[Stored data entries]

============================================================

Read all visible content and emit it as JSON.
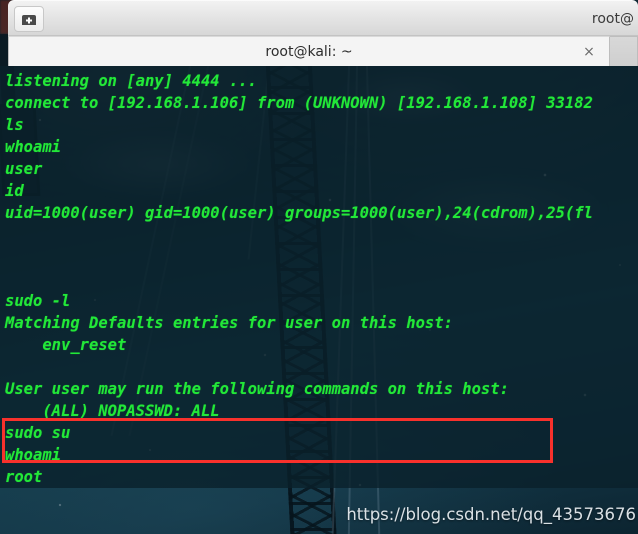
{
  "window": {
    "title": "root@",
    "new_tab_icon": "new-tab-icon"
  },
  "tabs": {
    "active_label": "root@kali: ~",
    "close_icon": "×"
  },
  "terminal": {
    "lines": [
      "listening on [any] 4444 ...",
      "connect to [192.168.1.106] from (UNKNOWN) [192.168.1.108] 33182",
      "ls",
      "whoami",
      "user",
      "id",
      "uid=1000(user) gid=1000(user) groups=1000(user),24(cdrom),25(fl",
      "",
      "",
      "",
      "sudo -l",
      "Matching Defaults entries for user on this host:",
      "    env_reset",
      "",
      "User user may run the following commands on this host:",
      "    (ALL) NOPASSWD: ALL",
      "sudo su",
      "whoami",
      "root"
    ],
    "text_color": "#22e838",
    "background_color": "rgba(10,33,42,0.80)"
  },
  "annotation": {
    "highlight_color": "#f8312c"
  },
  "watermark": {
    "text": "https://blog.csdn.net/qq_43573676"
  }
}
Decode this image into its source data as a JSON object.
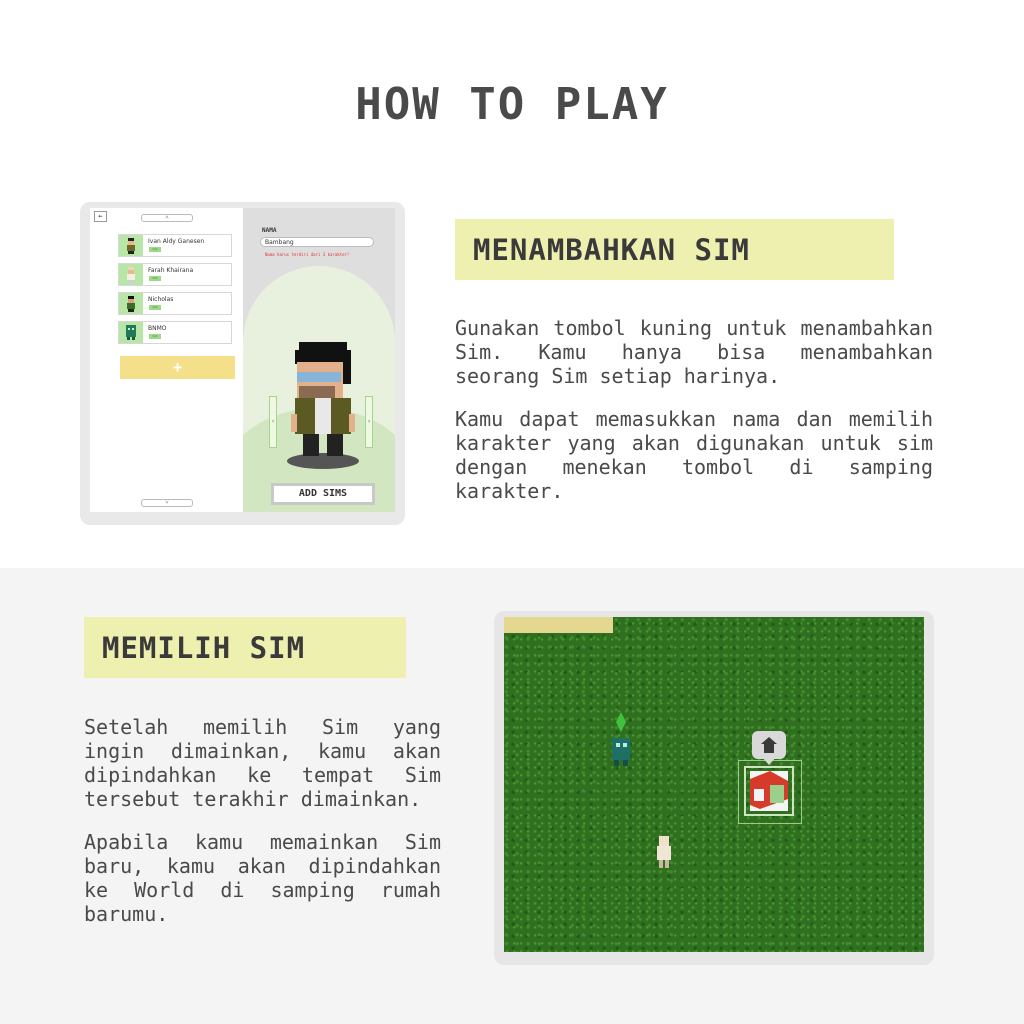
{
  "title": "HOW TO PLAY",
  "section1": {
    "heading": "MENAMBAHKAN SIM",
    "paragraph1": "Gunakan tombol kuning untuk menambahkan Sim. Kamu hanya bisa menambahkan seorang Sim setiap harinya.",
    "paragraph2": "Kamu dapat memasukkan nama dan memilih karakter yang akan digunakan untuk sim dengan menekan tombol di samping karakter.",
    "screenshot": {
      "back_icon": "arrow-left-icon",
      "up_glyph": "˄",
      "down_glyph": "˅",
      "sims": [
        {
          "name": "Ivan Aldy Ganesen",
          "tag": "lvl"
        },
        {
          "name": "Farah Khairana",
          "tag": "lvl"
        },
        {
          "name": "Nicholas",
          "tag": "lvl"
        },
        {
          "name": "BNMO",
          "tag": "lvl"
        }
      ],
      "add_glyph": "+",
      "name_label": "NAMA",
      "name_value": "Bambang",
      "name_hint": "Nama harus terdiri dari 3 karakter!",
      "prev_glyph": "‹",
      "next_glyph": "›",
      "add_sims_label": "ADD SIMS",
      "accent_yellow": "#f4e08b",
      "accent_green": "#b8e6a6"
    }
  },
  "section2": {
    "heading": "MEMILIH SIM",
    "paragraph1": "Setelah memilih Sim yang ingin dimainkan, kamu akan dipindahkan ke tempat Sim tersebut terakhir dimainkan.",
    "paragraph2": "Apabila kamu memainkan Sim baru, kamu akan dipindahkan ke World di samping rumah barumu.",
    "screenshot": {
      "home_icon": "home-icon",
      "grass_color": "#2f6f1f",
      "sand_color": "#e4d890"
    }
  },
  "colors": {
    "heading_bg": "#eef0b0",
    "bottom_bg": "#f4f4f4",
    "text": "#4a4a4a"
  }
}
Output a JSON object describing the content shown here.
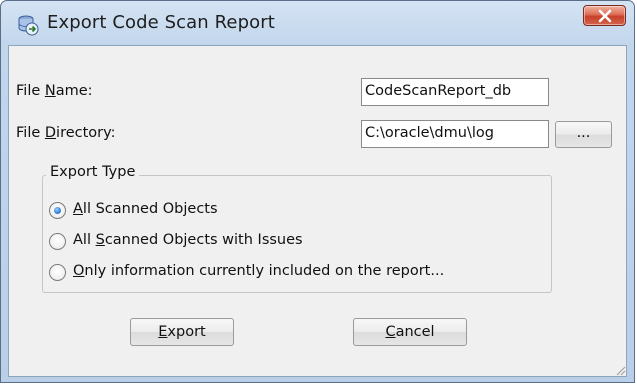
{
  "window": {
    "title": "Export Code Scan Report",
    "close_label": "x"
  },
  "form": {
    "file_name_label_mnemonic_prefix": "File ",
    "file_name_label_mnemonic": "N",
    "file_name_label_rest": "ame:",
    "file_name_value": "CodeScanReport_db",
    "file_directory_label_prefix": "File ",
    "file_directory_label_mnemonic": "D",
    "file_directory_label_rest": "irectory:",
    "file_directory_value": "C:\\oracle\\dmu\\log",
    "browse_label": "..."
  },
  "export_type": {
    "title": "Export Type",
    "options": [
      {
        "mnemonic": "A",
        "rest": "ll Scanned Objects",
        "prefix": "",
        "checked": true
      },
      {
        "prefix": "All ",
        "mnemonic": "S",
        "rest": "canned Objects with Issues",
        "checked": false
      },
      {
        "prefix": "",
        "mnemonic": "O",
        "rest": "nly information currently included on the report...",
        "checked": false
      }
    ]
  },
  "buttons": {
    "export_mnemonic": "E",
    "export_rest": "xport",
    "cancel_mnemonic": "C",
    "cancel_rest": "ancel"
  },
  "colors": {
    "title_bar": "#c2d6ec",
    "close_button": "#c7402a",
    "dialog_background": "#f0f0f0",
    "radio_selected": "#2f7fd8"
  },
  "icons": {
    "app": "database-export-icon",
    "close": "close-icon",
    "grip": "resize-grip-icon"
  }
}
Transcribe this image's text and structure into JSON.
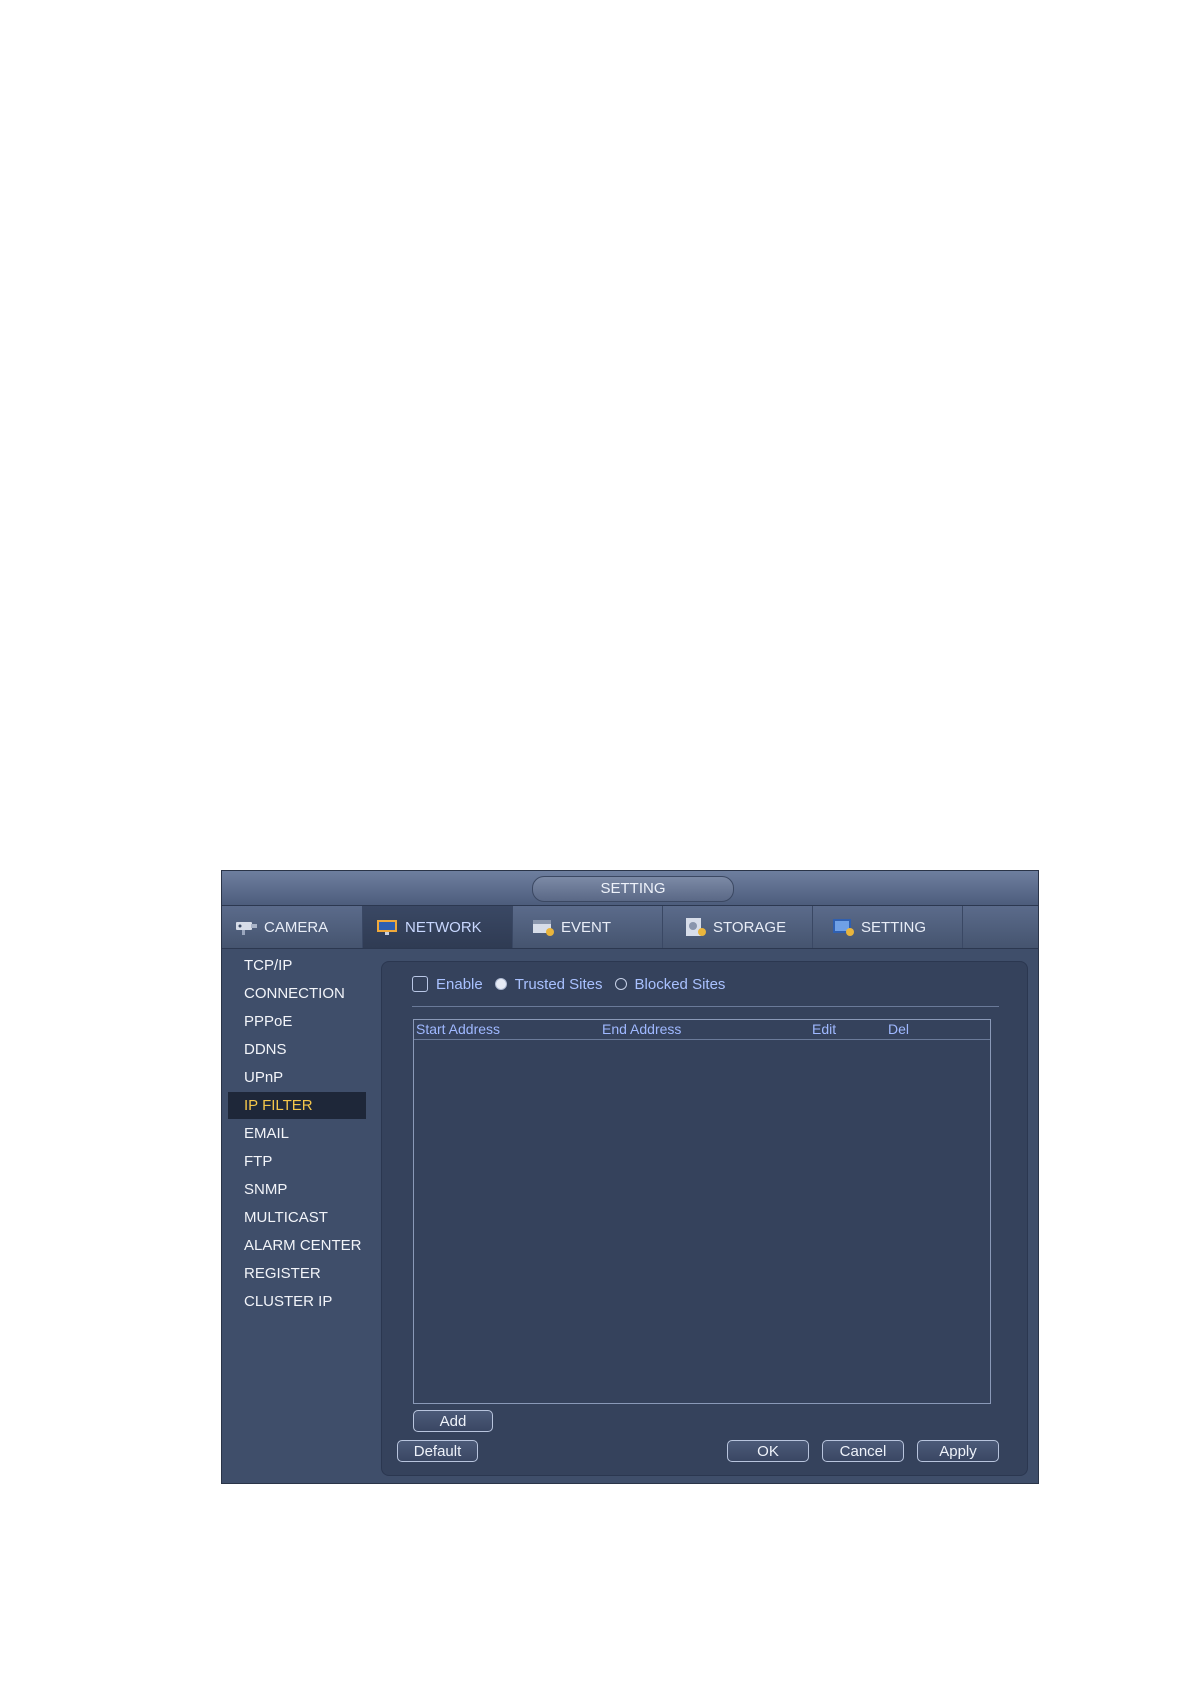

============================================================

→ Exercise objective: Transcribe all the lines above exactly, apart from the pictures.

→ The completed task:
Read all visible content and emit it as JSON.
{
  "window": {
    "title": "root@",
    "new_tab_icon": "new-tab-icon"
  },
  "tabs": {
    "active_label": "root@kali: ~",
    "close_icon": "×"
  },
  "terminal": {
    "lines": [
      "listening on [any] 4444 ...",
      "connect to [192.168.1.106] from (UNKNOWN) [192.168.1.108] 33182",
      "ls",
      "whoami",
      "user",
      "id",
      "uid=1000(user) gid=1000(user) groups=1000(user),24(cdrom),25(fl",
      "",
      "",
      "",
      "sudo -l",
      "Matching Defaults entries for user on this host:",
      "    env_reset",
      "",
      "User user may run the following commands on this host:",
      "    (ALL) NOPASSWD: ALL",
      "sudo su",
      "whoami",
      "root"
    ],
    "text_color": "#22e838",
    "background_color": "rgba(10,33,42,0.80)"
  },
  "annotation": {
    "highlight_color": "#f8312c"
  },
  "watermark": {
    "text": "https://blog.csdn.net/qq_43573676"
  }
}
Decode this image into its source data as a JSON object.
{
  "title": "HOW TO PLAY",
  "section1": {
    "heading": "MENAMBAHKAN SIM",
    "paragraph1": "Gunakan tombol kuning untuk menambahkan Sim. Kamu hanya bisa menambahkan seorang Sim setiap harinya.",
    "paragraph2": "Kamu dapat memasukkan nama dan memilih karakter yang akan digunakan untuk sim dengan menekan tombol di samping karakter.",
    "screenshot": {
      "back_icon": "arrow-left-icon",
      "up_glyph": "˄",
      "down_glyph": "˅",
      "sims": [
        {
          "name": "Ivan Aldy Ganesen",
          "tag": "lvl"
        },
        {
          "name": "Farah Khairana",
          "tag": "lvl"
        },
        {
          "name": "Nicholas",
          "tag": "lvl"
        },
        {
          "name": "BNMO",
          "tag": "lvl"
        }
      ],
      "add_glyph": "+",
      "name_label": "NAMA",
      "name_value": "Bambang",
      "name_hint": "Nama harus terdiri dari 3 karakter!",
      "prev_glyph": "‹",
      "next_glyph": "›",
      "add_sims_label": "ADD SIMS",
      "accent_yellow": "#f4e08b",
      "accent_green": "#b8e6a6"
    }
  },
  "section2": {
    "heading": "MEMILIH SIM",
    "paragraph1": "Setelah memilih Sim yang ingin dimainkan, kamu akan dipindahkan ke tempat Sim tersebut terakhir dimainkan.",
    "paragraph2": "Apabila kamu memainkan Sim baru, kamu akan dipindahkan ke World di samping rumah barumu.",
    "screenshot": {
      "home_icon": "home-icon",
      "grass_color": "#2f6f1f",
      "sand_color": "#e4d890"
    }
  },
  "colors": {
    "heading_bg": "#eef0b0",
    "bottom_bg": "#f4f4f4",
    "text": "#4a4a4a"
  }
}
Output a JSON object describing the content shown here.
{
  "window": {
    "title": "Export Code Scan Report",
    "close_label": "x"
  },
  "form": {
    "file_name_label_mnemonic_prefix": "File ",
    "file_name_label_mnemonic": "N",
    "file_name_label_rest": "ame:",
    "file_name_value": "CodeScanReport_db",
    "file_directory_label_prefix": "File ",
    "file_directory_label_mnemonic": "D",
    "file_directory_label_rest": "irectory:",
    "file_directory_value": "C:\\oracle\\dmu\\log",
    "browse_label": "..."
  },
  "export_type": {
    "title": "Export Type",
    "options": [
      {
        "mnemonic": "A",
        "rest": "ll Scanned Objects",
        "prefix": "",
        "checked": true
      },
      {
        "prefix": "All ",
        "mnemonic": "S",
        "rest": "canned Objects with Issues",
        "checked": false
      },
      {
        "prefix": "",
        "mnemonic": "O",
        "rest": "nly information currently included on the report...",
        "checked": false
      }
    ]
  },
  "buttons": {
    "export_mnemonic": "E",
    "export_rest": "xport",
    "cancel_mnemonic": "C",
    "cancel_rest": "ancel"
  },
  "colors": {
    "title_bar": "#c2d6ec",
    "close_button": "#c7402a",
    "dialog_background": "#f0f0f0",
    "radio_selected": "#2f7fd8"
  },
  "icons": {
    "app": "database-export-icon",
    "close": "close-icon",
    "grip": "resize-grip-icon"
  }
}
Transcribe this image's text and structure into JSON.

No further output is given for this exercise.